▶ STORED DATA
◇ ◇ ◇ ◇ ◇

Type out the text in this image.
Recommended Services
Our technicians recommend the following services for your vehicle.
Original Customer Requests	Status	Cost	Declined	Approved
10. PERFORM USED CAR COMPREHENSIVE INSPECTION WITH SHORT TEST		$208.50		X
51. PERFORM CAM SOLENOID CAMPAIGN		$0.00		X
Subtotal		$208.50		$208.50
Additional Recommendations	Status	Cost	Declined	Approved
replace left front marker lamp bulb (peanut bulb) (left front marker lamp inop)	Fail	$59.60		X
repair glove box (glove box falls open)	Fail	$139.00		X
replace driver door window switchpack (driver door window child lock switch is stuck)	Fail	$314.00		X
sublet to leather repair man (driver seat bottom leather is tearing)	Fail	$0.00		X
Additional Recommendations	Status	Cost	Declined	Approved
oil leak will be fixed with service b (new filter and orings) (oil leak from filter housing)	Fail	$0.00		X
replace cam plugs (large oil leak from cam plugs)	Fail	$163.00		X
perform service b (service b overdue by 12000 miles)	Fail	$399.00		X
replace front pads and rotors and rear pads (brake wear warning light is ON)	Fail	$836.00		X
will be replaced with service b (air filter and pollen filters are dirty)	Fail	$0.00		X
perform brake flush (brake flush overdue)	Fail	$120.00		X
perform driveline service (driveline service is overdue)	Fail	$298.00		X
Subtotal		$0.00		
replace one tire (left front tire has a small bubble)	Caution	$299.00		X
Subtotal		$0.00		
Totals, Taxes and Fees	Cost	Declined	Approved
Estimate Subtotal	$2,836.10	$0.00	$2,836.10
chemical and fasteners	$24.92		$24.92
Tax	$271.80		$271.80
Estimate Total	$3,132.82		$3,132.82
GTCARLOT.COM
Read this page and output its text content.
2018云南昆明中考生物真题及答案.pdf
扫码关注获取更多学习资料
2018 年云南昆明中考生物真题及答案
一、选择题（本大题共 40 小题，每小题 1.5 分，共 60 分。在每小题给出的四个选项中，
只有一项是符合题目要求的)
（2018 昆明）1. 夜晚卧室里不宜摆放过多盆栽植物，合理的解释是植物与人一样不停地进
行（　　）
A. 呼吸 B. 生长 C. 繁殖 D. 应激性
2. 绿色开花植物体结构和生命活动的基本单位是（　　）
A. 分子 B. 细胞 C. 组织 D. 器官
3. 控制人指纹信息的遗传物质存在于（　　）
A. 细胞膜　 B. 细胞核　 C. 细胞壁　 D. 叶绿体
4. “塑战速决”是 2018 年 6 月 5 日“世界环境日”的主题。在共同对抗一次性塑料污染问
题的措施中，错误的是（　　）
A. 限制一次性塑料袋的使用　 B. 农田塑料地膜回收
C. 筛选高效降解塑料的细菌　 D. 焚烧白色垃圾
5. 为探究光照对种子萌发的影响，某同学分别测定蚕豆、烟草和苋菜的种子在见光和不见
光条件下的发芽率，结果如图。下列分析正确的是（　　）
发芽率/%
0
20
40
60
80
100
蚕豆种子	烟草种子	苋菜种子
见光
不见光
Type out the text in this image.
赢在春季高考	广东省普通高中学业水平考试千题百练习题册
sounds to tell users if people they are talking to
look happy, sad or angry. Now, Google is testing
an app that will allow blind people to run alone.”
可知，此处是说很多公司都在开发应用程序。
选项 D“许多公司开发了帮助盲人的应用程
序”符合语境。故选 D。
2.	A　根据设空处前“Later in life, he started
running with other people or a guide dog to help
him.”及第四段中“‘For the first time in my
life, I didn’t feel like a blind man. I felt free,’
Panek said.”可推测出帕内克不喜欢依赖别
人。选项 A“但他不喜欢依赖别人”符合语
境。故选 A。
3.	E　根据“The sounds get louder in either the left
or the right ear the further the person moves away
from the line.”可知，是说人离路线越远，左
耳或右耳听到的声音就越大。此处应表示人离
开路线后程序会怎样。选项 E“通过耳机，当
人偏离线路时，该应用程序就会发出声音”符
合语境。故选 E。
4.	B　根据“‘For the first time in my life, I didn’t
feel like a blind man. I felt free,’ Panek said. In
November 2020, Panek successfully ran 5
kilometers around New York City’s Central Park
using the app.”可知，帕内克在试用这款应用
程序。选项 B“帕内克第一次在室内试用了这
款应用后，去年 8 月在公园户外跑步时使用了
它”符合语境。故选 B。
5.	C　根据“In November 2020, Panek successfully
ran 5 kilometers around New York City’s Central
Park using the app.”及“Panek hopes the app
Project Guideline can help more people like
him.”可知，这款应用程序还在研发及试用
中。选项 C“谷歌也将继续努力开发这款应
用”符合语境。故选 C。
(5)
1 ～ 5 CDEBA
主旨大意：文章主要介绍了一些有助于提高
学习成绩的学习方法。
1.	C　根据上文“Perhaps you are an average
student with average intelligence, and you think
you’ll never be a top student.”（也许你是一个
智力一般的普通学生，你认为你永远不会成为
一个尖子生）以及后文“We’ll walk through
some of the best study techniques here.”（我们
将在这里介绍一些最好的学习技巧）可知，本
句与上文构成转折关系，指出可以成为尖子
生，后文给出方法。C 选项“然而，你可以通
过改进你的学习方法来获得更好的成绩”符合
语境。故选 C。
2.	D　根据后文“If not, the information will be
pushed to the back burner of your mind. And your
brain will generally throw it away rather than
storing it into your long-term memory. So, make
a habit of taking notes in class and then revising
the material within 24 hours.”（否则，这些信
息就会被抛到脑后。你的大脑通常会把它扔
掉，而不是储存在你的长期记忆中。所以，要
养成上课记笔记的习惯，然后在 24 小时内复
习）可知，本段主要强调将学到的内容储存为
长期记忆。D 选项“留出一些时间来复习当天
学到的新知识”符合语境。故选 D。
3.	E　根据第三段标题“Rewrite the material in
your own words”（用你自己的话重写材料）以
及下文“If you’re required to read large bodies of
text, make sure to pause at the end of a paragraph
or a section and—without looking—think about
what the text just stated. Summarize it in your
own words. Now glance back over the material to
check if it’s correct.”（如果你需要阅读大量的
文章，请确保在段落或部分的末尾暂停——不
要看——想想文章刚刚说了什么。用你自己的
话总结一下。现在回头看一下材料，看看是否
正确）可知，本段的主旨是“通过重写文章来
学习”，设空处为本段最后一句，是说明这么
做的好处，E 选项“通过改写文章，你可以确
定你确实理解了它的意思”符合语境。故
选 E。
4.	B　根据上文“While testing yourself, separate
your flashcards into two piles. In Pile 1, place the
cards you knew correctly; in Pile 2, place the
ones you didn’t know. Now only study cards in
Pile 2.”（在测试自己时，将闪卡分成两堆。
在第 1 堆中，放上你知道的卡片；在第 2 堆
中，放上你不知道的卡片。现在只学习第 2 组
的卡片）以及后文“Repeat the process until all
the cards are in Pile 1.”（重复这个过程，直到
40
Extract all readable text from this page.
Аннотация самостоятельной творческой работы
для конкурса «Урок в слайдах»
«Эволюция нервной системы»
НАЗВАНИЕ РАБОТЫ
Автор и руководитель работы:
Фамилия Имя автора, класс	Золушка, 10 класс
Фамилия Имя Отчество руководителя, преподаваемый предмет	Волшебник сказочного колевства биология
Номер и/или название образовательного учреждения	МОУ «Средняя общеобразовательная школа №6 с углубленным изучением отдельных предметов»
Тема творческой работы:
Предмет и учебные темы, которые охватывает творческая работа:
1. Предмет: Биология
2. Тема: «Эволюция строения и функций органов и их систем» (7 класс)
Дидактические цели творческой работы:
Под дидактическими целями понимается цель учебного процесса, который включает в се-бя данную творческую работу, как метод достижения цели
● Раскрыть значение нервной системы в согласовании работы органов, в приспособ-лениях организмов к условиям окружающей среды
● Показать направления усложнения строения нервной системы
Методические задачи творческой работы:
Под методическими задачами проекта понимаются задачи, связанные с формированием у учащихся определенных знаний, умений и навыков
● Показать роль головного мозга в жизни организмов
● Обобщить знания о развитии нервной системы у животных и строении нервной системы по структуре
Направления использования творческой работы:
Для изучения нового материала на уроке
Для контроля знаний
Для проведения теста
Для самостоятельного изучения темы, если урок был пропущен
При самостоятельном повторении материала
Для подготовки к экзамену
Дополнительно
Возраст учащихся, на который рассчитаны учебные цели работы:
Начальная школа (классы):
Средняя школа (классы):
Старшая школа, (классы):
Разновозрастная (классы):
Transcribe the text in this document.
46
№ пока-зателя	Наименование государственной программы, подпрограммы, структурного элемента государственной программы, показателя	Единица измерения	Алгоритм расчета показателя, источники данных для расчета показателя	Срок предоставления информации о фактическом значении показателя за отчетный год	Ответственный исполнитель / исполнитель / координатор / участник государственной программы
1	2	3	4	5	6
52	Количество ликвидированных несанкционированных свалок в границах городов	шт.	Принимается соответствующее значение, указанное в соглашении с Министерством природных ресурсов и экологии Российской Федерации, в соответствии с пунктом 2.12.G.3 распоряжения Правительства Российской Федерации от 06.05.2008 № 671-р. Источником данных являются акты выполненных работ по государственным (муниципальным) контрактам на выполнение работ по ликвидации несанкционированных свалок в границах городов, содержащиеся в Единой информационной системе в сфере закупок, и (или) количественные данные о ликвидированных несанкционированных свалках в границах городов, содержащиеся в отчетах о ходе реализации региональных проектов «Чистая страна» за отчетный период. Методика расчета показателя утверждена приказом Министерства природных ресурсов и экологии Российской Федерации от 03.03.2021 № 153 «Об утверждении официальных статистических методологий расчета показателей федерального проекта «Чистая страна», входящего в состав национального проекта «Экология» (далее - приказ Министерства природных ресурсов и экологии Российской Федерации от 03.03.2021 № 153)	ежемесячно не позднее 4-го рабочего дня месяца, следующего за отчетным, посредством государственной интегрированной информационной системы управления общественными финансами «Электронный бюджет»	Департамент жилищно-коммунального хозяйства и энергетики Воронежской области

◇ ◇ ◇ ◇ ◇

▶ JOB
Search the entries for the word "Declined" and gather every line where it appears.

▶ CORRECT OUTPUT
Original Customer Requests	Status	Cost	Declined	Approved
Additional Recommendations	Status	Cost	Declined	Approved
Additional Recommendations	Status	Cost	Declined	Approved
Totals, Taxes and Fees	Cost	Declined	Approved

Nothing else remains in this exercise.